[Figure record listings]

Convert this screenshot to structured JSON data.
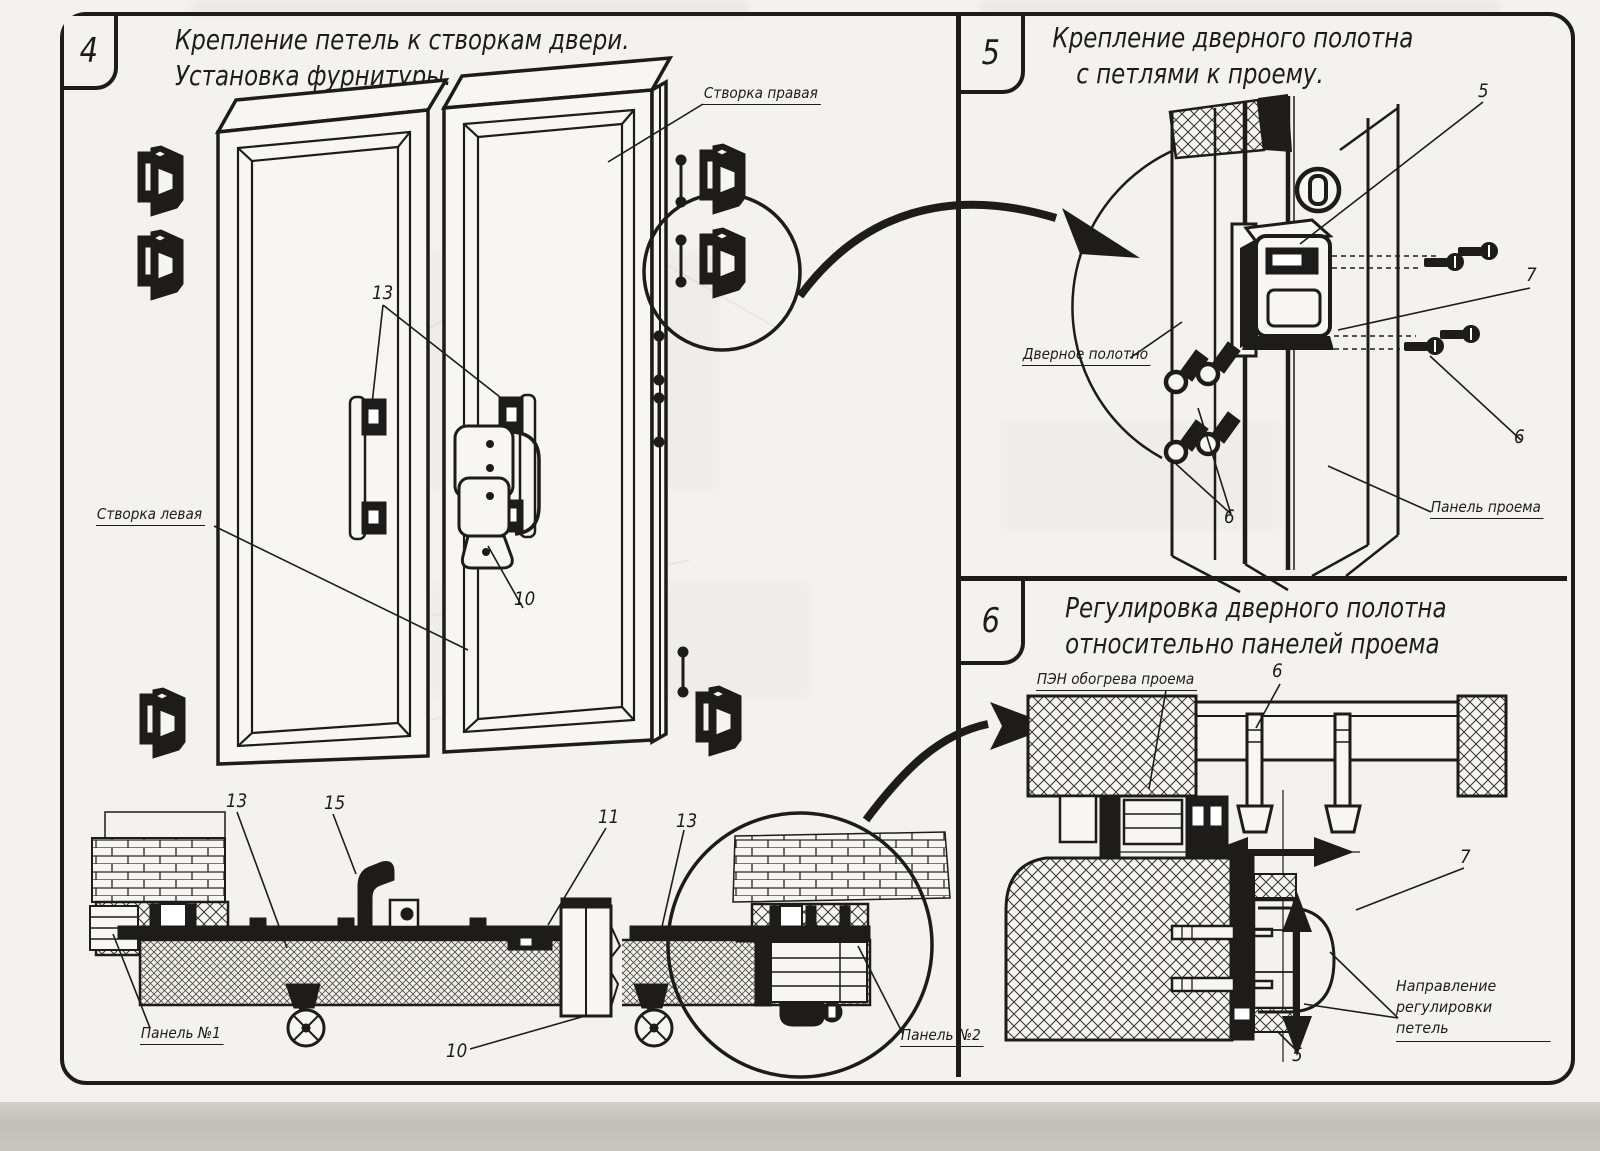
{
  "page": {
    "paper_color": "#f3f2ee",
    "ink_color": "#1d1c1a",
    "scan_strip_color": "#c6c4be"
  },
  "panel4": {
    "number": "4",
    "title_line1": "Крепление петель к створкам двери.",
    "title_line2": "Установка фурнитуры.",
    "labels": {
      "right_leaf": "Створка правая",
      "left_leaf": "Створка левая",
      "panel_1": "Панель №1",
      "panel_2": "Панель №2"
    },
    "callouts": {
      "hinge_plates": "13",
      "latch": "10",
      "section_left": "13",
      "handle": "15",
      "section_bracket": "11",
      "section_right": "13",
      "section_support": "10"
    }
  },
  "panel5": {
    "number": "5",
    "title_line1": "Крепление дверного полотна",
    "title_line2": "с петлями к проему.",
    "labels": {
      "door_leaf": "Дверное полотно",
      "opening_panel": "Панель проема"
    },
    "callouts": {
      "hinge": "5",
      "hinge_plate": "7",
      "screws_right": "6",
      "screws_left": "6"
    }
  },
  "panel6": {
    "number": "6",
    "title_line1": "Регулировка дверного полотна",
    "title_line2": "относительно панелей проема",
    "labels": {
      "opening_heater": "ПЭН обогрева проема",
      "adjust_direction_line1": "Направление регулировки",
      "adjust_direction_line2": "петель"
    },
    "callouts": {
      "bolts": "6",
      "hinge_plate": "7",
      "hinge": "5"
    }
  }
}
---
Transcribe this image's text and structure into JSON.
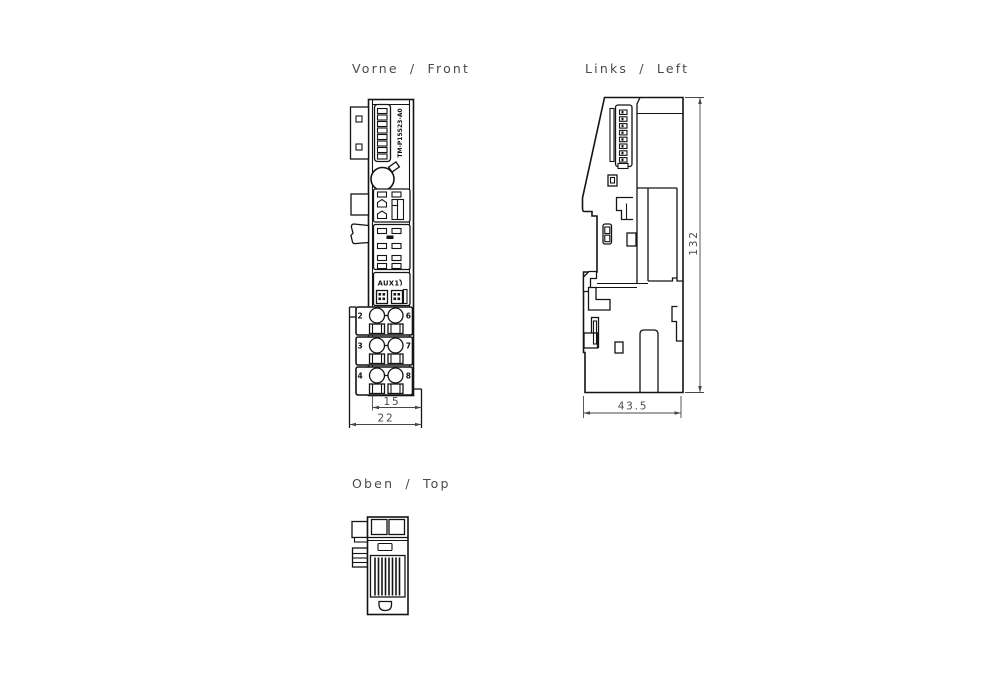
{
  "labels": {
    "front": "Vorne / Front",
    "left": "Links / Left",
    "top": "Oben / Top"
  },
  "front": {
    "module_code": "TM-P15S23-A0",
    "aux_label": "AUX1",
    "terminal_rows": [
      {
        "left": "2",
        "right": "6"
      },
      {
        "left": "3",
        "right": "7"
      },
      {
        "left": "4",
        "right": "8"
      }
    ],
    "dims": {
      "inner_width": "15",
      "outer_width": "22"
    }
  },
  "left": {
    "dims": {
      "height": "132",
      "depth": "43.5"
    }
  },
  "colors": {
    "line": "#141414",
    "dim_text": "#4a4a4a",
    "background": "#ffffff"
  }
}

- Task statement
In the listing, find every line containing the word "полотна" and list it.

- Final answer
    "title_line1": "Крепление дверного полотна",
    "title_line1": "Регулировка дверного полотна",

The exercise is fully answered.